── AVAILABLE RECORDS ──
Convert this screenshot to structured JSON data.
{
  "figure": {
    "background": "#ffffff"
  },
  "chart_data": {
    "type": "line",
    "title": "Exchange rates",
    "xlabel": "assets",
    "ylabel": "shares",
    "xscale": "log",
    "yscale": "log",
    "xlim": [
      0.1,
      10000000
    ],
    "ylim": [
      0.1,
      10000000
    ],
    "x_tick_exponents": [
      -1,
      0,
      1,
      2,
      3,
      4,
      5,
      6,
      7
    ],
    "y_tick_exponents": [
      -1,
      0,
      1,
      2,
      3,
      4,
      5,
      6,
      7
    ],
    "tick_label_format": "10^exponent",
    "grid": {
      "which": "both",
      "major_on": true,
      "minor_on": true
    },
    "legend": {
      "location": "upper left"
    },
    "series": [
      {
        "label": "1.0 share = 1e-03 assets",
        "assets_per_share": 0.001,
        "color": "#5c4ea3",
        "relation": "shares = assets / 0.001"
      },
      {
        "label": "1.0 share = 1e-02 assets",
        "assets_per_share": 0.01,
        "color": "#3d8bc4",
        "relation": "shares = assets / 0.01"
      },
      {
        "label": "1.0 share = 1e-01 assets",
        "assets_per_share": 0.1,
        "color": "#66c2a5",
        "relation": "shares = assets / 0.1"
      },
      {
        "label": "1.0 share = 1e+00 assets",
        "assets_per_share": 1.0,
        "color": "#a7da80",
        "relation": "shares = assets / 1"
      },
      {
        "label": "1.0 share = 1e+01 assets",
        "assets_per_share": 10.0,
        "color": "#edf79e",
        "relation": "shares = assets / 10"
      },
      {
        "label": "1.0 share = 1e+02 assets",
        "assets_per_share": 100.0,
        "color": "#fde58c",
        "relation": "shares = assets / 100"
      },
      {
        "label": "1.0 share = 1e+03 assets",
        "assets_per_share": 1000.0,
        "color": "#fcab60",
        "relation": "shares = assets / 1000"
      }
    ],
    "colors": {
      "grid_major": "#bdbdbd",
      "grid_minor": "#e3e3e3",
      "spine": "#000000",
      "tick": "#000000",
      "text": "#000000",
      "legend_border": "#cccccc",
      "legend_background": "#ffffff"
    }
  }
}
───
EXERCISE DIRECTIONS
Write out the material from the first line to the last, exactly.

EXERCISE ANSWER
Convert this screenshot to structured JSON data.
{
  "figure": {
    "background": "#ffffff"
  },
  "chart_data": {
    "type": "line",
    "title": "Exchange rates",
    "xlabel": "assets",
    "ylabel": "shares",
    "xscale": "log",
    "yscale": "log",
    "xlim": [
      0.1,
      10000000
    ],
    "ylim": [
      0.1,
      10000000
    ],
    "x_tick_exponents": [
      -1,
      0,
      1,
      2,
      3,
      4,
      5,
      6,
      7
    ],
    "y_tick_exponents": [
      -1,
      0,
      1,
      2,
      3,
      4,
      5,
      6,
      7
    ],
    "tick_label_format": "10^exponent",
    "grid": {
      "which": "both",
      "major_on": true,
      "minor_on": true
    },
    "legend": {
      "location": "upper left"
    },
    "series": [
      {
        "label": "1.0 share = 1e-03 assets",
        "assets_per_share": 0.001,
        "color": "#5c4ea3",
        "relation": "shares = assets / 0.001"
      },
      {
        "label": "1.0 share = 1e-02 assets",
        "assets_per_share": 0.01,
        "color": "#3d8bc4",
        "relation": "shares = assets / 0.01"
      },
      {
        "label": "1.0 share = 1e-01 assets",
        "assets_per_share": 0.1,
        "color": "#66c2a5",
        "relation": "shares = assets / 0.1"
      },
      {
        "label": "1.0 share = 1e+00 assets",
        "assets_per_share": 1.0,
        "color": "#a7da80",
        "relation": "shares = assets / 1"
      },
      {
        "label": "1.0 share = 1e+01 assets",
        "assets_per_share": 10.0,
        "color": "#edf79e",
        "relation": "shares = assets / 10"
      },
      {
        "label": "1.0 share = 1e+02 assets",
        "assets_per_share": 100.0,
        "color": "#fde58c",
        "relation": "shares = assets / 100"
      },
      {
        "label": "1.0 share = 1e+03 assets",
        "assets_per_share": 1000.0,
        "color": "#fcab60",
        "relation": "shares = assets / 1000"
      }
    ],
    "colors": {
      "grid_major": "#bdbdbd",
      "grid_minor": "#e3e3e3",
      "spine": "#000000",
      "tick": "#000000",
      "text": "#000000",
      "legend_border": "#cccccc",
      "legend_background": "#ffffff"
    }
  }
}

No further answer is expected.